Nothing in the records may be left out or altered; reproduce them all exactly.

╔══

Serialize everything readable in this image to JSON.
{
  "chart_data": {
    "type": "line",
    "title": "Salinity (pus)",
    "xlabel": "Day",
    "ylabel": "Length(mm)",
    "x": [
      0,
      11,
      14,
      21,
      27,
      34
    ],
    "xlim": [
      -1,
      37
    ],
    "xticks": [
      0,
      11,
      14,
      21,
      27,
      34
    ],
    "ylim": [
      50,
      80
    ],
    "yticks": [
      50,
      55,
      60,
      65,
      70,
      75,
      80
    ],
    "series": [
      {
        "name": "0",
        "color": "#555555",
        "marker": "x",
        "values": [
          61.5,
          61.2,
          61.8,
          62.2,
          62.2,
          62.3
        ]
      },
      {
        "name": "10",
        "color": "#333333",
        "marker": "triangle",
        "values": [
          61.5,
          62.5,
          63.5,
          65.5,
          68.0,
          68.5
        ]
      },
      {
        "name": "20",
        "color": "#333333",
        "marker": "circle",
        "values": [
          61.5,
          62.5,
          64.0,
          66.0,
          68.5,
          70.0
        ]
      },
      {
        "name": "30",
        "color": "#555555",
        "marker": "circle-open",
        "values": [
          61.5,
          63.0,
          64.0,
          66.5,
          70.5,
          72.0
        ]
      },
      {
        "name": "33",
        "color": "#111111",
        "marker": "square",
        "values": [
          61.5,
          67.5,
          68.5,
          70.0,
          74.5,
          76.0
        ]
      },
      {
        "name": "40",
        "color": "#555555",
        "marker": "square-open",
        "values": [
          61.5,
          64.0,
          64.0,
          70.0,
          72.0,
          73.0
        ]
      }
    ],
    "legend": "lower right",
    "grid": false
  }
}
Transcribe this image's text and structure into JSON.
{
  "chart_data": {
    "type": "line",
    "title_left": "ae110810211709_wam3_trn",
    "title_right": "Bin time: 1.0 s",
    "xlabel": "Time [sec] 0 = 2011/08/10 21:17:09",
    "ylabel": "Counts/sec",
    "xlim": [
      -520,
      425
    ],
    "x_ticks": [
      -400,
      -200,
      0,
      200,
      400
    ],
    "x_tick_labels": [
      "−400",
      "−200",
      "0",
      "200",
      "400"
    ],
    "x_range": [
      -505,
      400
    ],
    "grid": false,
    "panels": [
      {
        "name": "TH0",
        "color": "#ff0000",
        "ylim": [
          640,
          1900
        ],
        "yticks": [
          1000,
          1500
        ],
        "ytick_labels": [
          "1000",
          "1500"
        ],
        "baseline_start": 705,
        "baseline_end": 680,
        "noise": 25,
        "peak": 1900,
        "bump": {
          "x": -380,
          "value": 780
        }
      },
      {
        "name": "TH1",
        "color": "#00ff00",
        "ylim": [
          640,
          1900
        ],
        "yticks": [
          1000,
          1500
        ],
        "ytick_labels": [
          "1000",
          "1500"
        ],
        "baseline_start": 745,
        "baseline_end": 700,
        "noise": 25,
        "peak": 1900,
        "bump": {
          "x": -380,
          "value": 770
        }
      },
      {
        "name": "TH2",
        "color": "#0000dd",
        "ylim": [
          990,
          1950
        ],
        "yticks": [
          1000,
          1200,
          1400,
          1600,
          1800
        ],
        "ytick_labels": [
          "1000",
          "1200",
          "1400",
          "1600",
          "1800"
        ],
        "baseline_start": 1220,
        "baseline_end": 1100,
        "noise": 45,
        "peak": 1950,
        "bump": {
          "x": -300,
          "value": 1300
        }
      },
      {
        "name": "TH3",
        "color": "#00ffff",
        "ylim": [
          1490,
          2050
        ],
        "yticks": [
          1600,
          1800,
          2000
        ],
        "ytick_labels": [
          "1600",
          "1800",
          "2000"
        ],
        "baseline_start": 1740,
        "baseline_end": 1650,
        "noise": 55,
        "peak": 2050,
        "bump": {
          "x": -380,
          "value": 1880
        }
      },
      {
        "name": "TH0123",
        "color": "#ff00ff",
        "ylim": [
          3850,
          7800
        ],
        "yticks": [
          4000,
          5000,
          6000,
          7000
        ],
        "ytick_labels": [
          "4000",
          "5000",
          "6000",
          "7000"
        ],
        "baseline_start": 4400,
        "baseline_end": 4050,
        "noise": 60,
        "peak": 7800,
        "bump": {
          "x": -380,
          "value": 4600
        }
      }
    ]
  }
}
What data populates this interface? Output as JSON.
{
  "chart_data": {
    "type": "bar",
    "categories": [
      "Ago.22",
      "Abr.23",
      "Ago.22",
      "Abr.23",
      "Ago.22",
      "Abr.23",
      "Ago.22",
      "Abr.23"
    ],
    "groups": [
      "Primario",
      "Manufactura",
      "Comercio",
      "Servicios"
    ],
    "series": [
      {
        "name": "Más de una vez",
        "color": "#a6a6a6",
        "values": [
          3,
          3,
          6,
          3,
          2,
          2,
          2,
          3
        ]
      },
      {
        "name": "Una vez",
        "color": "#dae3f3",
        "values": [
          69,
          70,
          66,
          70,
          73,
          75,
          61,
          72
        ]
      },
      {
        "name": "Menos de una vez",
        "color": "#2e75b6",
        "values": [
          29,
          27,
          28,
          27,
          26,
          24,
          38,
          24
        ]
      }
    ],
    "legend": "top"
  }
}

╚══

### Result of the exercise:
Serialize everything readable in this image to JSON.
{
  "chart_data": {
    "type": "line",
    "title": "Salinity (pus)",
    "xlabel": "Day",
    "ylabel": "Length(mm)",
    "x": [
      0,
      11,
      14,
      21,
      27,
      34
    ],
    "xlim": [
      -1,
      37
    ],
    "xticks": [
      0,
      11,
      14,
      21,
      27,
      34
    ],
    "ylim": [
      50,
      80
    ],
    "yticks": [
      50,
      55,
      60,
      65,
      70,
      75,
      80
    ],
    "series": [
      {
        "name": "0",
        "color": "#555555",
        "marker": "x",
        "values": [
          61.5,
          61.2,
          61.8,
          62.2,
          62.2,
          62.3
        ]
      },
      {
        "name": "10",
        "color": "#333333",
        "marker": "triangle",
        "values": [
          61.5,
          62.5,
          63.5,
          65.5,
          68.0,
          68.5
        ]
      },
      {
        "name": "20",
        "color": "#333333",
        "marker": "circle",
        "values": [
          61.5,
          62.5,
          64.0,
          66.0,
          68.5,
          70.0
        ]
      },
      {
        "name": "30",
        "color": "#555555",
        "marker": "circle-open",
        "values": [
          61.5,
          63.0,
          64.0,
          66.5,
          70.5,
          72.0
        ]
      },
      {
        "name": "33",
        "color": "#111111",
        "marker": "square",
        "values": [
          61.5,
          67.5,
          68.5,
          70.0,
          74.5,
          76.0
        ]
      },
      {
        "name": "40",
        "color": "#555555",
        "marker": "square-open",
        "values": [
          61.5,
          64.0,
          64.0,
          70.0,
          72.0,
          73.0
        ]
      }
    ],
    "legend": "lower right",
    "grid": false
  }
}
Transcribe this image's text and structure into JSON.
{
  "chart_data": {
    "type": "line",
    "title_left": "ae110810211709_wam3_trn",
    "title_right": "Bin time: 1.0 s",
    "xlabel": "Time [sec] 0 = 2011/08/10 21:17:09",
    "ylabel": "Counts/sec",
    "xlim": [
      -520,
      425
    ],
    "x_ticks": [
      -400,
      -200,
      0,
      200,
      400
    ],
    "x_tick_labels": [
      "−400",
      "−200",
      "0",
      "200",
      "400"
    ],
    "x_range": [
      -505,
      400
    ],
    "grid": false,
    "panels": [
      {
        "name": "TH0",
        "color": "#ff0000",
        "ylim": [
          640,
          1900
        ],
        "yticks": [
          1000,
          1500
        ],
        "ytick_labels": [
          "1000",
          "1500"
        ],
        "baseline_start": 705,
        "baseline_end": 680,
        "noise": 25,
        "peak": 1900,
        "bump": {
          "x": -380,
          "value": 780
        }
      },
      {
        "name": "TH1",
        "color": "#00ff00",
        "ylim": [
          640,
          1900
        ],
        "yticks": [
          1000,
          1500
        ],
        "ytick_labels": [
          "1000",
          "1500"
        ],
        "baseline_start": 745,
        "baseline_end": 700,
        "noise": 25,
        "peak": 1900,
        "bump": {
          "x": -380,
          "value": 770
        }
      },
      {
        "name": "TH2",
        "color": "#0000dd",
        "ylim": [
          990,
          1950
        ],
        "yticks": [
          1000,
          1200,
          1400,
          1600,
          1800
        ],
        "ytick_labels": [
          "1000",
          "1200",
          "1400",
          "1600",
          "1800"
        ],
        "baseline_start": 1220,
        "baseline_end": 1100,
        "noise": 45,
        "peak": 1950,
        "bump": {
          "x": -300,
          "value": 1300
        }
      },
      {
        "name": "TH3",
        "color": "#00ffff",
        "ylim": [
          1490,
          2050
        ],
        "yticks": [
          1600,
          1800,
          2000
        ],
        "ytick_labels": [
          "1600",
          "1800",
          "2000"
        ],
        "baseline_start": 1740,
        "baseline_end": 1650,
        "noise": 55,
        "peak": 2050,
        "bump": {
          "x": -380,
          "value": 1880
        }
      },
      {
        "name": "TH0123",
        "color": "#ff00ff",
        "ylim": [
          3850,
          7800
        ],
        "yticks": [
          4000,
          5000,
          6000,
          7000
        ],
        "ytick_labels": [
          "4000",
          "5000",
          "6000",
          "7000"
        ],
        "baseline_start": 4400,
        "baseline_end": 4050,
        "noise": 60,
        "peak": 7800,
        "bump": {
          "x": -380,
          "value": 4600
        }
      }
    ]
  }
}
What data populates this interface? Output as JSON.
{
  "chart_data": {
    "type": "bar",
    "categories": [
      "Ago.22",
      "Abr.23",
      "Ago.22",
      "Abr.23",
      "Ago.22",
      "Abr.23",
      "Ago.22",
      "Abr.23"
    ],
    "groups": [
      "Primario",
      "Manufactura",
      "Comercio",
      "Servicios"
    ],
    "series": [
      {
        "name": "Más de una vez",
        "color": "#a6a6a6",
        "values": [
          3,
          3,
          6,
          3,
          2,
          2,
          2,
          3
        ]
      },
      {
        "name": "Una vez",
        "color": "#dae3f3",
        "values": [
          69,
          70,
          66,
          70,
          73,
          75,
          61,
          72
        ]
      },
      {
        "name": "Menos de una vez",
        "color": "#2e75b6",
        "values": [
          29,
          27,
          28,
          27,
          26,
          24,
          38,
          24
        ]
      }
    ],
    "legend": "top"
  }
}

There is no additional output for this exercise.